(Dataset records)
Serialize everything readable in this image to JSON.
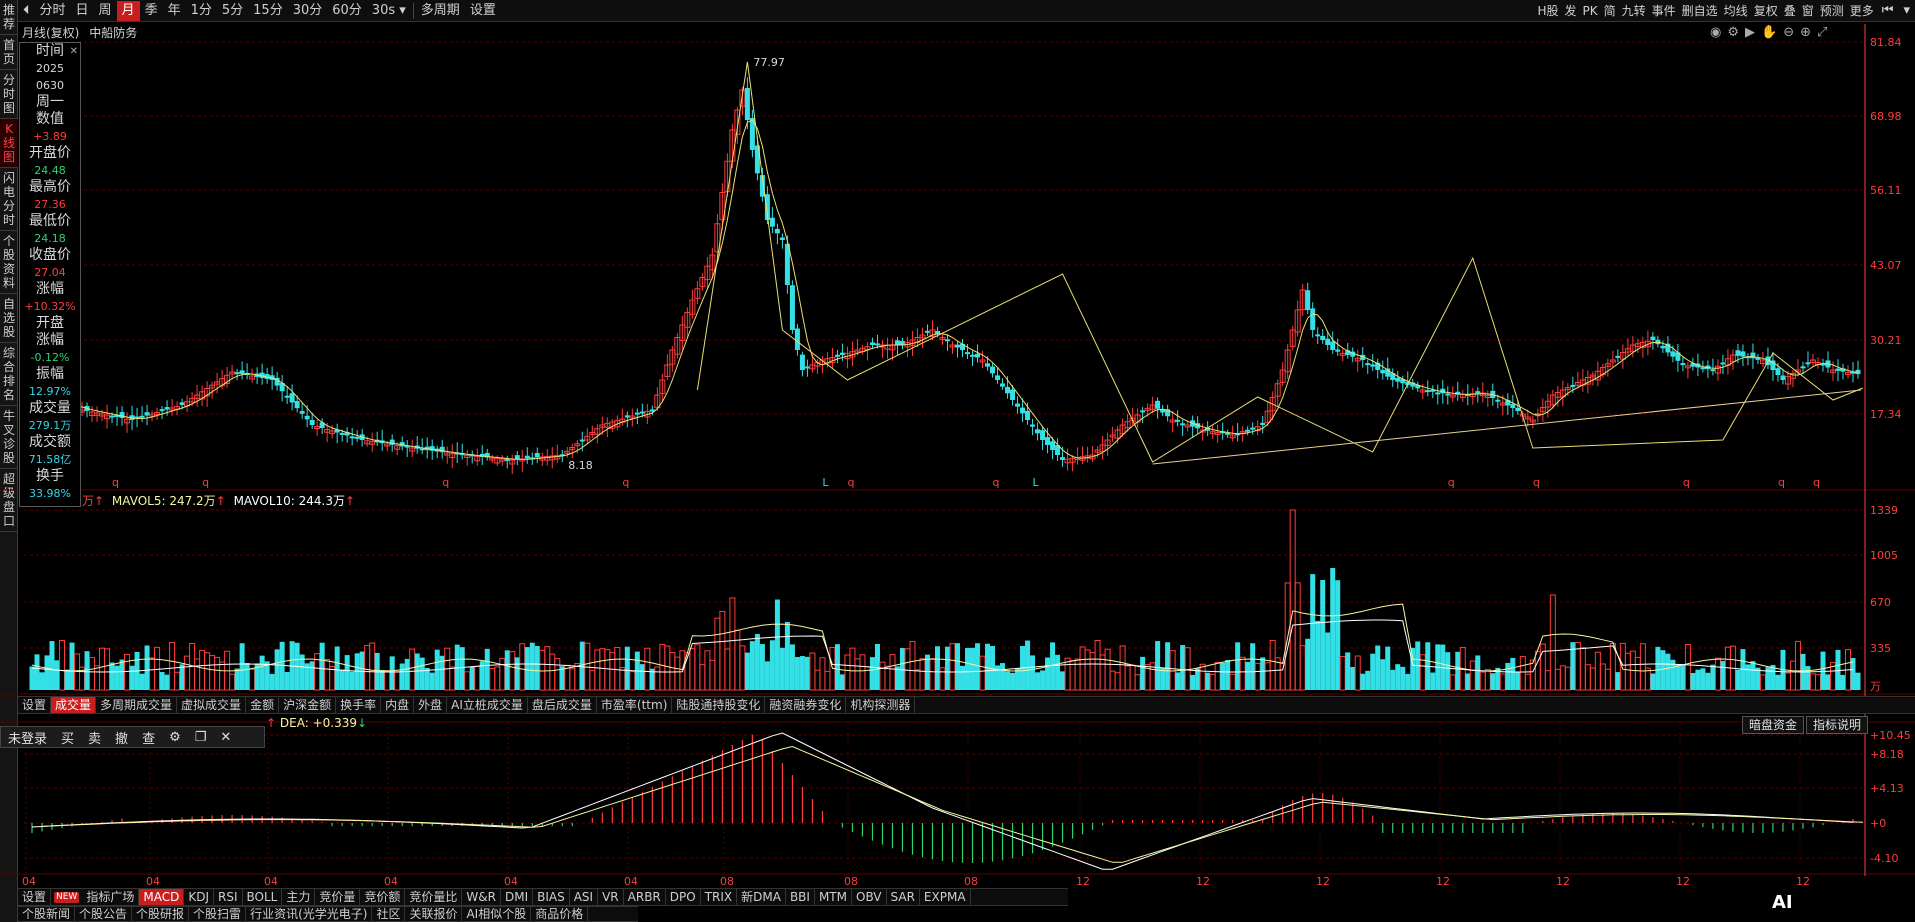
{
  "leftnav": [
    {
      "label": "推荐"
    },
    {
      "label": "首页"
    },
    {
      "label": "分时图"
    },
    {
      "label": "K线图",
      "active": true
    },
    {
      "label": "闪电分时"
    },
    {
      "label": "个股资料"
    },
    {
      "label": "自选股"
    },
    {
      "label": "综合排名"
    },
    {
      "label": "牛叉诊股"
    },
    {
      "label": "超级盘口"
    }
  ],
  "topbar": {
    "periods": [
      "分时",
      "日",
      "周",
      "月",
      "季",
      "年",
      "1分",
      "5分",
      "15分",
      "30分",
      "60分"
    ],
    "active_period": "月",
    "sec_select": "30s",
    "multi_period": "多周期",
    "settings": "设置",
    "right_items": [
      "H股",
      "发",
      "PK",
      "简",
      "九转",
      "事件",
      "删自选",
      "均线",
      "复权",
      "叠",
      "窗",
      "预测",
      "更多"
    ]
  },
  "chart_header": {
    "mode": "月线(复权)",
    "stock_name": "中船防务"
  },
  "info_panel": {
    "time_label": "时间",
    "year": "2025",
    "date": "0630",
    "weekday": "周一",
    "value_label": "数值",
    "value": "+3.89",
    "open_label": "开盘价",
    "open": "24.48",
    "high_label": "最高价",
    "high": "27.36",
    "low_label": "最低价",
    "low": "24.18",
    "close_label": "收盘价",
    "close": "27.04",
    "change_label": "涨幅",
    "change": "+10.32%",
    "open_change_label_1": "开盘",
    "open_change_label_2": "涨幅",
    "open_change": "-0.12%",
    "amplitude_label": "振幅",
    "amplitude": "12.97%",
    "volume_label": "成交量",
    "volume": "279.1万",
    "amount_label": "成交额",
    "amount": "71.58亿",
    "turnover_label": "换手",
    "turnover": "33.98%"
  },
  "price_axis": [
    "81.84",
    "68.98",
    "56.11",
    "43.07",
    "30.21",
    "17.34"
  ],
  "max_label": "77.97",
  "min_label": "8.18",
  "volume_legend": {
    "unit": "万",
    "mavol5": "MAVOL5: 247.2万",
    "mavol10": "MAVOL10: 244.3万"
  },
  "volume_axis": [
    "1339",
    "1005",
    "670",
    "335"
  ],
  "volume_unit_label": "万",
  "volume_tabs": [
    "设置",
    "成交量",
    "多周期成交量",
    "虚拟成交量",
    "金额",
    "沪深金额",
    "换手率",
    "内盘",
    "外盘",
    "AI立桩成交量",
    "盘后成交量",
    "市盈率(ttm)",
    "陆股通持股变化",
    "融资融券变化",
    "机构探测器"
  ],
  "active_volume_tab": "成交量",
  "tradebar": [
    "未登录",
    "买",
    "卖",
    "撤",
    "查",
    "⚙",
    "❐",
    "✕"
  ],
  "macd_legend": {
    "dea": "DEA: +0.339"
  },
  "macd_buttons": [
    "暗盘资金",
    "指标说明"
  ],
  "macd_axis": [
    "+10.45",
    "+8.18",
    "+4.13",
    "+0",
    "-4.10"
  ],
  "x_axis_labels": [
    "04",
    "04",
    "04",
    "04",
    "04",
    "04",
    "08",
    "08",
    "08",
    "12",
    "12",
    "12",
    "12",
    "12",
    "12",
    "12"
  ],
  "indicator_tabs": [
    "设置",
    "指标广场",
    "MACD",
    "KDJ",
    "RSI",
    "BOLL",
    "主力",
    "竞价量",
    "竞价额",
    "竞价量比",
    "W&R",
    "DMI",
    "BIAS",
    "ASI",
    "VR",
    "ARBR",
    "DPO",
    "TRIX",
    "新DMA",
    "BBI",
    "MTM",
    "OBV",
    "SAR",
    "EXPMA"
  ],
  "indicator_new_badge": "NEW",
  "active_indicator_tab": "MACD",
  "news_tabs": [
    "个股新闻",
    "个股公告",
    "个股研报",
    "个股扫雷",
    "行业资讯(光学光电子)",
    "社区",
    "关联报价",
    "AI相似个股",
    "商品价格"
  ],
  "ai_badge": "AI",
  "colors": {
    "up": "#ff3c3c",
    "down": "#33e0e6",
    "ma5": "#f5f5a0",
    "ma10": "#ffffff",
    "axis_red": "#ff3c3c",
    "active_tab": "#c81e1e"
  }
}
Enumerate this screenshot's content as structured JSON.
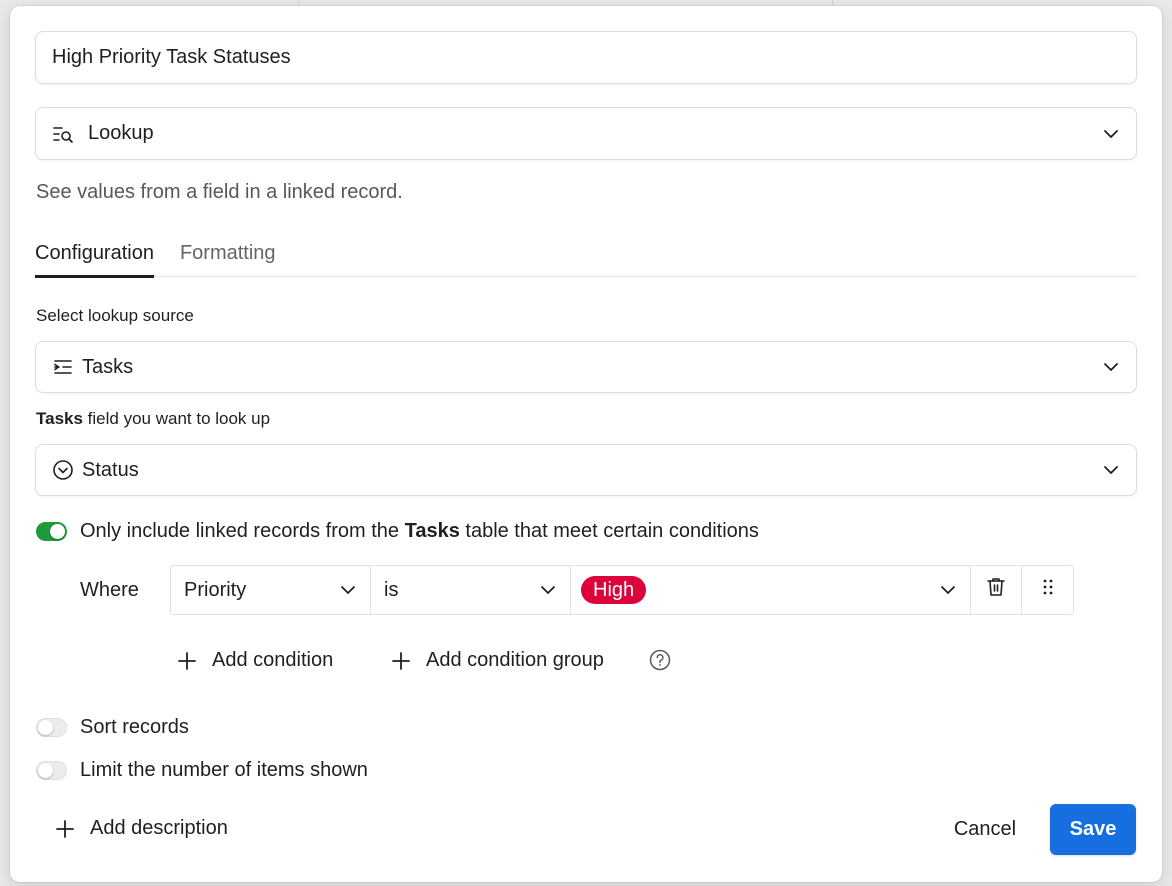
{
  "field_name": {
    "value": "High Priority Task Statuses"
  },
  "field_type": {
    "label": "Lookup",
    "icon": "lookup-icon",
    "description": "See values from a field in a linked record."
  },
  "tabs": [
    {
      "label": "Configuration",
      "active": true
    },
    {
      "label": "Formatting",
      "active": false
    }
  ],
  "lookup_source": {
    "label": "Select lookup source",
    "value": "Tasks",
    "icon": "linked-record-icon"
  },
  "lookup_field": {
    "label_bold": "Tasks",
    "label_rest": " field you want to look up",
    "value": "Status",
    "icon": "single-select-icon"
  },
  "filter_toggle": {
    "on": true,
    "text_before": "Only include linked records from the ",
    "text_bold": "Tasks",
    "text_after": " table that meet certain conditions"
  },
  "condition": {
    "where_label": "Where",
    "field": "Priority",
    "operator": "is",
    "value": "High",
    "value_color": "#dc043b"
  },
  "add_condition_label": "Add condition",
  "add_condition_group_label": "Add condition group",
  "sort_toggle": {
    "on": false,
    "label": "Sort records"
  },
  "limit_toggle": {
    "on": false,
    "label": "Limit the number of items shown"
  },
  "footer": {
    "add_description_label": "Add description",
    "cancel_label": "Cancel",
    "save_label": "Save",
    "save_color": "#166ee1"
  },
  "accent_green": "#1f9b3b"
}
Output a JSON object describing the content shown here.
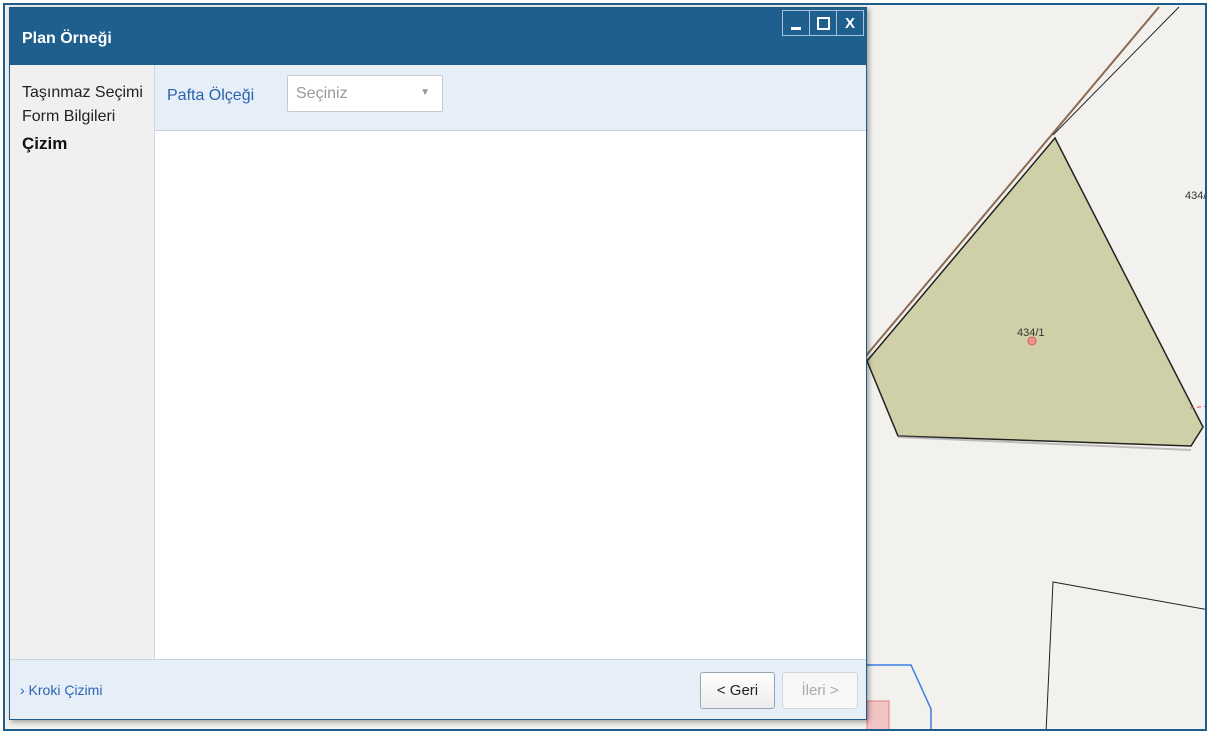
{
  "window": {
    "title": "Plan Örneği",
    "controls": {
      "close_label": "X"
    }
  },
  "nav": {
    "items": [
      {
        "label": "Taşınmaz Seçimi",
        "active": false
      },
      {
        "label": "Form Bilgileri",
        "active": false
      },
      {
        "label": "Çizim",
        "active": true
      }
    ]
  },
  "form": {
    "scale_label": "Pafta Ölçeği",
    "scale_select": {
      "value": "Seçiniz"
    }
  },
  "footer": {
    "link_label": "› Kroki Çizimi",
    "back_label": "< Geri",
    "next_label": "İleri >"
  },
  "map": {
    "parcel_label": "434/1",
    "neighbor_label": "434/",
    "colors": {
      "parcel_fill": "#d0d0a8",
      "background": "#f3f1ee",
      "accent": "#1e5f8e"
    }
  }
}
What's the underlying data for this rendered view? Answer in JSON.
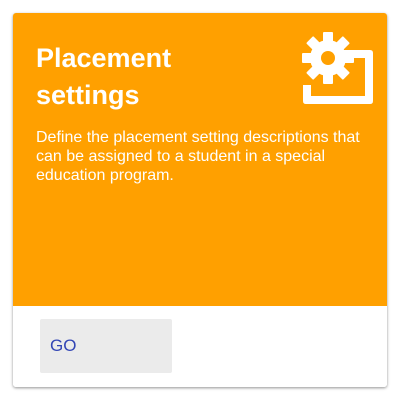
{
  "card": {
    "title": "Placement settings",
    "description": "Define the placement setting descriptions that can be assigned to a student in a special education program.",
    "icon": "settings-applications-icon",
    "action_label": "GO",
    "colors": {
      "header_background": "#ffa000",
      "header_text": "#ffffff",
      "button_background": "#ebebeb",
      "button_text": "#3346b5"
    }
  }
}
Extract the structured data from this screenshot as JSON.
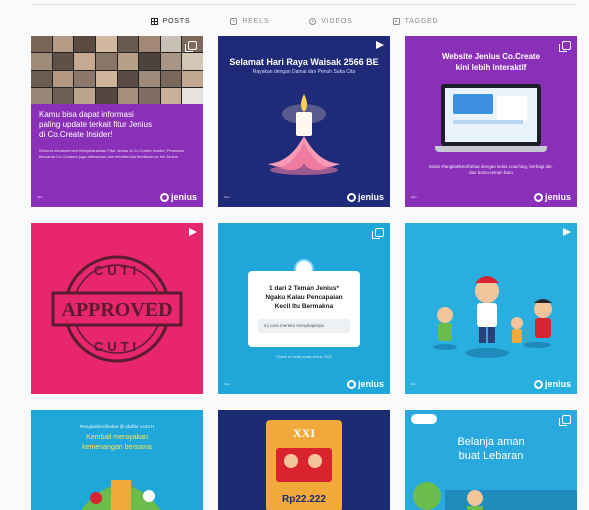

- **Instructions to follow**
Exclude the images and reproduce the remaining data exactly.

- **Result below**
Serialize everything readable in this image to JSON.
{
  "leftnav": [
    {
      "label": "推荐"
    },
    {
      "label": "首页"
    },
    {
      "label": "分时图"
    },
    {
      "label": "K线图",
      "active": true
    },
    {
      "label": "闪电分时"
    },
    {
      "label": "个股资料"
    },
    {
      "label": "自选股"
    },
    {
      "label": "综合排名"
    },
    {
      "label": "牛叉诊股"
    },
    {
      "label": "超级盘口"
    }
  ],
  "topbar": {
    "periods": [
      "分时",
      "日",
      "周",
      "月",
      "季",
      "年",
      "1分",
      "5分",
      "15分",
      "30分",
      "60分"
    ],
    "active_period": "月",
    "sec_select": "30s",
    "multi_period": "多周期",
    "settings": "设置",
    "right_items": [
      "H股",
      "发",
      "PK",
      "简",
      "九转",
      "事件",
      "删自选",
      "均线",
      "复权",
      "叠",
      "窗",
      "预测",
      "更多"
    ]
  },
  "chart_header": {
    "mode": "月线(复权)",
    "stock_name": "中船防务"
  },
  "info_panel": {
    "time_label": "时间",
    "year": "2025",
    "date": "0630",
    "weekday": "周一",
    "value_label": "数值",
    "value": "+3.89",
    "open_label": "开盘价",
    "open": "24.48",
    "high_label": "最高价",
    "high": "27.36",
    "low_label": "最低价",
    "low": "24.18",
    "close_label": "收盘价",
    "close": "27.04",
    "change_label": "涨幅",
    "change": "+10.32%",
    "open_change_label_1": "开盘",
    "open_change_label_2": "涨幅",
    "open_change": "-0.12%",
    "amplitude_label": "振幅",
    "amplitude": "12.97%",
    "volume_label": "成交量",
    "volume": "279.1万",
    "amount_label": "成交额",
    "amount": "71.58亿",
    "turnover_label": "换手",
    "turnover": "33.98%"
  },
  "price_axis": [
    "81.84",
    "68.98",
    "56.11",
    "43.07",
    "30.21",
    "17.34"
  ],
  "max_label": "77.97",
  "min_label": "8.18",
  "volume_legend": {
    "unit": "万",
    "mavol5": "MAVOL5: 247.2万",
    "mavol10": "MAVOL10: 244.3万"
  },
  "volume_axis": [
    "1339",
    "1005",
    "670",
    "335"
  ],
  "volume_unit_label": "万",
  "volume_tabs": [
    "设置",
    "成交量",
    "多周期成交量",
    "虚拟成交量",
    "金额",
    "沪深金额",
    "换手率",
    "内盘",
    "外盘",
    "AI立桩成交量",
    "盘后成交量",
    "市盈率(ttm)",
    "陆股通持股变化",
    "融资融券变化",
    "机构探测器"
  ],
  "active_volume_tab": "成交量",
  "tradebar": [
    "未登录",
    "买",
    "卖",
    "撤",
    "查",
    "⚙",
    "❐",
    "✕"
  ],
  "macd_legend": {
    "dea": "DEA: +0.339"
  },
  "macd_buttons": [
    "暗盘资金",
    "指标说明"
  ],
  "macd_axis": [
    "+10.45",
    "+8.18",
    "+4.13",
    "+0",
    "-4.10"
  ],
  "x_axis_labels": [
    "04",
    "04",
    "04",
    "04",
    "04",
    "04",
    "08",
    "08",
    "08",
    "12",
    "12",
    "12",
    "12",
    "12",
    "12",
    "12"
  ],
  "indicator_tabs": [
    "设置",
    "指标广场",
    "MACD",
    "KDJ",
    "RSI",
    "BOLL",
    "主力",
    "竞价量",
    "竞价额",
    "竞价量比",
    "W&R",
    "DMI",
    "BIAS",
    "ASI",
    "VR",
    "ARBR",
    "DPO",
    "TRIX",
    "新DMA",
    "BBI",
    "MTM",
    "OBV",
    "SAR",
    "EXPMA"
  ],
  "indicator_new_badge": "NEW",
  "active_indicator_tab": "MACD",
  "news_tabs": [
    "个股新闻",
    "个股公告",
    "个股研报",
    "个股扫雷",
    "行业资讯(光学光电子)",
    "社区",
    "关联报价",
    "AI相似个股",
    "商品价格"
  ],
  "ai_badge": "AI",
  "colors": {
    "up": "#ff3c3c",
    "down": "#33e0e6",
    "ma5": "#f5f5a0",
    "ma10": "#ffffff",
    "axis_red": "#ff3c3c",
    "active_tab": "#c81e1e"
  }
}
Enumerate this screenshot's content as structured JSON.
{
  "field_name": {
    "value": "High Priority Task Statuses"
  },
  "field_type": {
    "label": "Lookup",
    "icon": "lookup-icon",
    "description": "See values from a field in a linked record."
  },
  "tabs": [
    {
      "label": "Configuration",
      "active": true
    },
    {
      "label": "Formatting",
      "active": false
    }
  ],
  "lookup_source": {
    "label": "Select lookup source",
    "value": "Tasks",
    "icon": "linked-record-icon"
  },
  "lookup_field": {
    "label_bold": "Tasks",
    "label_rest": " field you want to look up",
    "value": "Status",
    "icon": "single-select-icon"
  },
  "filter_toggle": {
    "on": true,
    "text_before": "Only include linked records from the ",
    "text_bold": "Tasks",
    "text_after": " table that meet certain conditions"
  },
  "condition": {
    "where_label": "Where",
    "field": "Priority",
    "operator": "is",
    "value": "High",
    "value_color": "#dc043b"
  },
  "add_condition_label": "Add condition",
  "add_condition_group_label": "Add condition group",
  "sort_toggle": {
    "on": false,
    "label": "Sort records"
  },
  "limit_toggle": {
    "on": false,
    "label": "Limit the number of items shown"
  },
  "footer": {
    "add_description_label": "Add description",
    "cancel_label": "Cancel",
    "save_label": "Save",
    "save_color": "#166ee1"
  },
  "accent_green": "#1f9b3b"
}
Output a JSON object describing the content shown here.
{
  "window": {
    "title": "Plan Örneği",
    "controls": {
      "close_label": "X"
    }
  },
  "nav": {
    "items": [
      {
        "label": "Taşınmaz Seçimi",
        "active": false
      },
      {
        "label": "Form Bilgileri",
        "active": false
      },
      {
        "label": "Çizim",
        "active": true
      }
    ]
  },
  "form": {
    "scale_label": "Pafta Ölçeği",
    "scale_select": {
      "value": "Seçiniz"
    }
  },
  "footer": {
    "link_label": "› Kroki Çizimi",
    "back_label": "< Geri",
    "next_label": "İleri >"
  },
  "map": {
    "parcel_label": "434/1",
    "neighbor_label": "434/",
    "colors": {
      "parcel_fill": "#d0d0a8",
      "background": "#f3f1ee",
      "accent": "#1e5f8e"
    }
  }
}
What's the underlying data for this rendered view? Answer in JSON.
{
  "card": {
    "title": "Placement settings",
    "description": "Define the placement setting descriptions that can be assigned to a student in a special education program.",
    "icon": "settings-applications-icon",
    "action_label": "GO",
    "colors": {
      "header_background": "#ffa000",
      "header_text": "#ffffff",
      "button_background": "#ebebeb",
      "button_text": "#3346b5"
    }
  }
}
Extract the structured data from this screenshot as JSON.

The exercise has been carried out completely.